— PROVIDED DATA —
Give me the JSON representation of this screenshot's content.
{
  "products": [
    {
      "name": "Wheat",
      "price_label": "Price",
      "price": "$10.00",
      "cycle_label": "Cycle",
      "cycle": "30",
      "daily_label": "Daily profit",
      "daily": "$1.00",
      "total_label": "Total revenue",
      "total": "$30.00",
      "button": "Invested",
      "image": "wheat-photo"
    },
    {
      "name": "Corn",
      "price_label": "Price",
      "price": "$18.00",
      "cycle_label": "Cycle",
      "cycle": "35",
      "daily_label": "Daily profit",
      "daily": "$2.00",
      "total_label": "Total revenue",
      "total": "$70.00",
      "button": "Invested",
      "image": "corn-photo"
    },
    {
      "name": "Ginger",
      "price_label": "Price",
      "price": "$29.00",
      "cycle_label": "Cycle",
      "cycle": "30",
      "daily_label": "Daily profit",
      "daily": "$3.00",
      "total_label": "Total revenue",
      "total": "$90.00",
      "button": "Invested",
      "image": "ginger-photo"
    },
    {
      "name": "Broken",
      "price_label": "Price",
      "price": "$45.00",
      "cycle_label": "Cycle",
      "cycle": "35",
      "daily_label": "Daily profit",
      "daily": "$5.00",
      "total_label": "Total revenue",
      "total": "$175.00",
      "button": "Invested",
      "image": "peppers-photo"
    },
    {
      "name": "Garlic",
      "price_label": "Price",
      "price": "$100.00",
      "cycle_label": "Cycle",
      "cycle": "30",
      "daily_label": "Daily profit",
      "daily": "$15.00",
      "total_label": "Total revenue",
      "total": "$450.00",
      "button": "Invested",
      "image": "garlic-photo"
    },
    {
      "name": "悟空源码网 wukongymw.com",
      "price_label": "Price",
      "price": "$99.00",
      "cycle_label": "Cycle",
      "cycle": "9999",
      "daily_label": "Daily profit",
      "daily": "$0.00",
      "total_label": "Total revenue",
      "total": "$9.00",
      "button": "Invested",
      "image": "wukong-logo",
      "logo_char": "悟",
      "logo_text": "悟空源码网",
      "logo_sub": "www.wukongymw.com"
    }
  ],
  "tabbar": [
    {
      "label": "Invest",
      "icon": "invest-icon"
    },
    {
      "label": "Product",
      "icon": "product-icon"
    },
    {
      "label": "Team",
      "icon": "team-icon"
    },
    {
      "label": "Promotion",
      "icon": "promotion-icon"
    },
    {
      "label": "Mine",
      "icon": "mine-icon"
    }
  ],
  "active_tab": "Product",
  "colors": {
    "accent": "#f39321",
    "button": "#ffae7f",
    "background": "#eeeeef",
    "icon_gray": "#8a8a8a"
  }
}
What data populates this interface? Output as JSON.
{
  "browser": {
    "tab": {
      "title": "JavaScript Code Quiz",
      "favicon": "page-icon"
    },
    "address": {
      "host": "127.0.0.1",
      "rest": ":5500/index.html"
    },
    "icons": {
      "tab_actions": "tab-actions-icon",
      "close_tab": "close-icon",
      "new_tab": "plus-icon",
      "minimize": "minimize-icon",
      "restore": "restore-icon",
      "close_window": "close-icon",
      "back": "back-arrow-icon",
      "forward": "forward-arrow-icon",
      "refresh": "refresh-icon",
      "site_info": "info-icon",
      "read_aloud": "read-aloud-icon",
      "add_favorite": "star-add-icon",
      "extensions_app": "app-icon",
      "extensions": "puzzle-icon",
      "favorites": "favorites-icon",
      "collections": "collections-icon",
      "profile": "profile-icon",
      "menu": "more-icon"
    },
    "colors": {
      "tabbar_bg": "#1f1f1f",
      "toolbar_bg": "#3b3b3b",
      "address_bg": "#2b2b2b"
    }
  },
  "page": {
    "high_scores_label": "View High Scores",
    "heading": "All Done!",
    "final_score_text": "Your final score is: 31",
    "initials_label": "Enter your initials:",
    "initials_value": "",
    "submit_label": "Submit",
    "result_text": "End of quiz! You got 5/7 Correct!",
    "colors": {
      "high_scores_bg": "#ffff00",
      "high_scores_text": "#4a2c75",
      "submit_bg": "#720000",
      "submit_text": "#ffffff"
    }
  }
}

— SHORT TASK —
Give the complete listing a second time, exactly as it reads.

— SOLUTION FOR THIS PROBLEM —
Give me the JSON representation of this screenshot's content.
{
  "products": [
    {
      "name": "Wheat",
      "price_label": "Price",
      "price": "$10.00",
      "cycle_label": "Cycle",
      "cycle": "30",
      "daily_label": "Daily profit",
      "daily": "$1.00",
      "total_label": "Total revenue",
      "total": "$30.00",
      "button": "Invested",
      "image": "wheat-photo"
    },
    {
      "name": "Corn",
      "price_label": "Price",
      "price": "$18.00",
      "cycle_label": "Cycle",
      "cycle": "35",
      "daily_label": "Daily profit",
      "daily": "$2.00",
      "total_label": "Total revenue",
      "total": "$70.00",
      "button": "Invested",
      "image": "corn-photo"
    },
    {
      "name": "Ginger",
      "price_label": "Price",
      "price": "$29.00",
      "cycle_label": "Cycle",
      "cycle": "30",
      "daily_label": "Daily profit",
      "daily": "$3.00",
      "total_label": "Total revenue",
      "total": "$90.00",
      "button": "Invested",
      "image": "ginger-photo"
    },
    {
      "name": "Broken",
      "price_label": "Price",
      "price": "$45.00",
      "cycle_label": "Cycle",
      "cycle": "35",
      "daily_label": "Daily profit",
      "daily": "$5.00",
      "total_label": "Total revenue",
      "total": "$175.00",
      "button": "Invested",
      "image": "peppers-photo"
    },
    {
      "name": "Garlic",
      "price_label": "Price",
      "price": "$100.00",
      "cycle_label": "Cycle",
      "cycle": "30",
      "daily_label": "Daily profit",
      "daily": "$15.00",
      "total_label": "Total revenue",
      "total": "$450.00",
      "button": "Invested",
      "image": "garlic-photo"
    },
    {
      "name": "悟空源码网 wukongymw.com",
      "price_label": "Price",
      "price": "$99.00",
      "cycle_label": "Cycle",
      "cycle": "9999",
      "daily_label": "Daily profit",
      "daily": "$0.00",
      "total_label": "Total revenue",
      "total": "$9.00",
      "button": "Invested",
      "image": "wukong-logo",
      "logo_char": "悟",
      "logo_text": "悟空源码网",
      "logo_sub": "www.wukongymw.com"
    }
  ],
  "tabbar": [
    {
      "label": "Invest",
      "icon": "invest-icon"
    },
    {
      "label": "Product",
      "icon": "product-icon"
    },
    {
      "label": "Team",
      "icon": "team-icon"
    },
    {
      "label": "Promotion",
      "icon": "promotion-icon"
    },
    {
      "label": "Mine",
      "icon": "mine-icon"
    }
  ],
  "active_tab": "Product",
  "colors": {
    "accent": "#f39321",
    "button": "#ffae7f",
    "background": "#eeeeef",
    "icon_gray": "#8a8a8a"
  }
}
What data populates this interface? Output as JSON.
{
  "browser": {
    "tab": {
      "title": "JavaScript Code Quiz",
      "favicon": "page-icon"
    },
    "address": {
      "host": "127.0.0.1",
      "rest": ":5500/index.html"
    },
    "icons": {
      "tab_actions": "tab-actions-icon",
      "close_tab": "close-icon",
      "new_tab": "plus-icon",
      "minimize": "minimize-icon",
      "restore": "restore-icon",
      "close_window": "close-icon",
      "back": "back-arrow-icon",
      "forward": "forward-arrow-icon",
      "refresh": "refresh-icon",
      "site_info": "info-icon",
      "read_aloud": "read-aloud-icon",
      "add_favorite": "star-add-icon",
      "extensions_app": "app-icon",
      "extensions": "puzzle-icon",
      "favorites": "favorites-icon",
      "collections": "collections-icon",
      "profile": "profile-icon",
      "menu": "more-icon"
    },
    "colors": {
      "tabbar_bg": "#1f1f1f",
      "toolbar_bg": "#3b3b3b",
      "address_bg": "#2b2b2b"
    }
  },
  "page": {
    "high_scores_label": "View High Scores",
    "heading": "All Done!",
    "final_score_text": "Your final score is: 31",
    "initials_label": "Enter your initials:",
    "initials_value": "",
    "submit_label": "Submit",
    "result_text": "End of quiz! You got 5/7 Correct!",
    "colors": {
      "high_scores_bg": "#ffff00",
      "high_scores_text": "#4a2c75",
      "submit_bg": "#720000",
      "submit_text": "#ffffff"
    }
  }
}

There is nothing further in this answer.